Stored data entries:
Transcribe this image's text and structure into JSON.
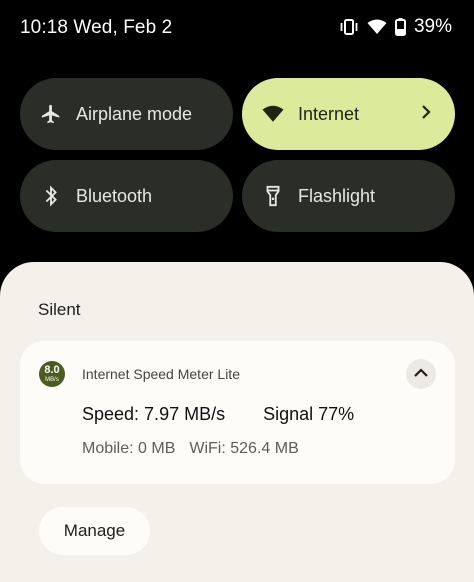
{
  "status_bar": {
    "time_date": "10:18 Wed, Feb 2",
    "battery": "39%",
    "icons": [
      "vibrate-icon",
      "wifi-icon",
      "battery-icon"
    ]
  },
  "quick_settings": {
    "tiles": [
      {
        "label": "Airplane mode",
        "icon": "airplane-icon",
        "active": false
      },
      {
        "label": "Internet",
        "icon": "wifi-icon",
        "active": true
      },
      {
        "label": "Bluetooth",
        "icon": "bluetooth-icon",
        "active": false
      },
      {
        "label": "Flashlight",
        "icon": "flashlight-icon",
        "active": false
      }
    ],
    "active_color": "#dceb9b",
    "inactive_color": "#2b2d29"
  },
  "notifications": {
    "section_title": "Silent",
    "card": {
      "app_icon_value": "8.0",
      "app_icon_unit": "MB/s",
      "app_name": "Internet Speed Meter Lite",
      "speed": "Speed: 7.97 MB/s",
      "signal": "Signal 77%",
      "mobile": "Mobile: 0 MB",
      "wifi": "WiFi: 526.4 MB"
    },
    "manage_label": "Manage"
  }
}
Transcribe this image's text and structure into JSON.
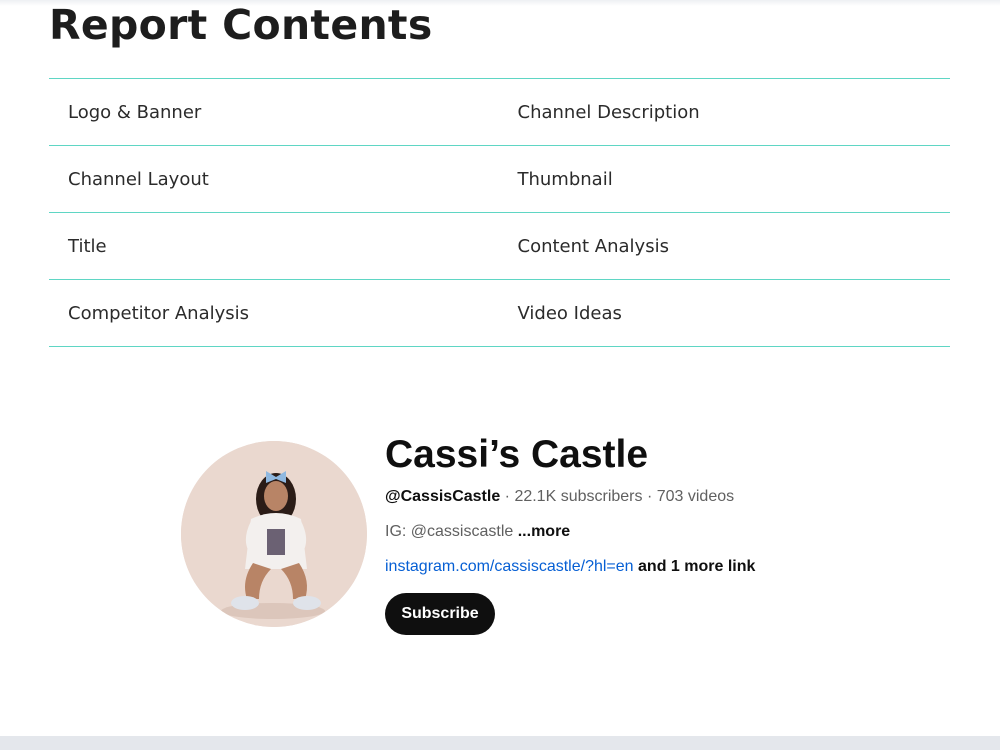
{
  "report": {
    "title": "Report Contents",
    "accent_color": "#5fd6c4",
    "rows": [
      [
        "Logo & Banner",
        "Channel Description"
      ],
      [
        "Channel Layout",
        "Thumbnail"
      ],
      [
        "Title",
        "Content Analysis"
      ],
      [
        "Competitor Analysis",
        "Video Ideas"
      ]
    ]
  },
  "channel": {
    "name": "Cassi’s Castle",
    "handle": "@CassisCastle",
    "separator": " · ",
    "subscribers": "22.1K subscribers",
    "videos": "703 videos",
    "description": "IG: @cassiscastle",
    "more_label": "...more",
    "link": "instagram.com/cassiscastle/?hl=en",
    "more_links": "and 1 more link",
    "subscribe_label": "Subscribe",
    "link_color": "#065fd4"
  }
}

Problem description: The material above must be printed exactly, with its pictures left out.

Solution to this task:
Transcribe this image's text and structure into JSON.
{
  "status_bar": {
    "time_date": "10:18 Wed, Feb 2",
    "battery": "39%",
    "icons": [
      "vibrate-icon",
      "wifi-icon",
      "battery-icon"
    ]
  },
  "quick_settings": {
    "tiles": [
      {
        "label": "Airplane mode",
        "icon": "airplane-icon",
        "active": false
      },
      {
        "label": "Internet",
        "icon": "wifi-icon",
        "active": true
      },
      {
        "label": "Bluetooth",
        "icon": "bluetooth-icon",
        "active": false
      },
      {
        "label": "Flashlight",
        "icon": "flashlight-icon",
        "active": false
      }
    ],
    "active_color": "#dceb9b",
    "inactive_color": "#2b2d29"
  },
  "notifications": {
    "section_title": "Silent",
    "card": {
      "app_icon_value": "8.0",
      "app_icon_unit": "MB/s",
      "app_name": "Internet Speed Meter Lite",
      "speed": "Speed: 7.97 MB/s",
      "signal": "Signal 77%",
      "mobile": "Mobile: 0 MB",
      "wifi": "WiFi: 526.4 MB"
    },
    "manage_label": "Manage"
  }
}
Transcribe this image's text and structure into JSON.
{
  "report": {
    "title": "Report Contents",
    "accent_color": "#5fd6c4",
    "rows": [
      [
        "Logo & Banner",
        "Channel Description"
      ],
      [
        "Channel Layout",
        "Thumbnail"
      ],
      [
        "Title",
        "Content Analysis"
      ],
      [
        "Competitor Analysis",
        "Video Ideas"
      ]
    ]
  },
  "channel": {
    "name": "Cassi’s Castle",
    "handle": "@CassisCastle",
    "separator": " · ",
    "subscribers": "22.1K subscribers",
    "videos": "703 videos",
    "description": "IG: @cassiscastle",
    "more_label": "...more",
    "link": "instagram.com/cassiscastle/?hl=en",
    "more_links": "and 1 more link",
    "subscribe_label": "Subscribe",
    "link_color": "#065fd4"
  }
}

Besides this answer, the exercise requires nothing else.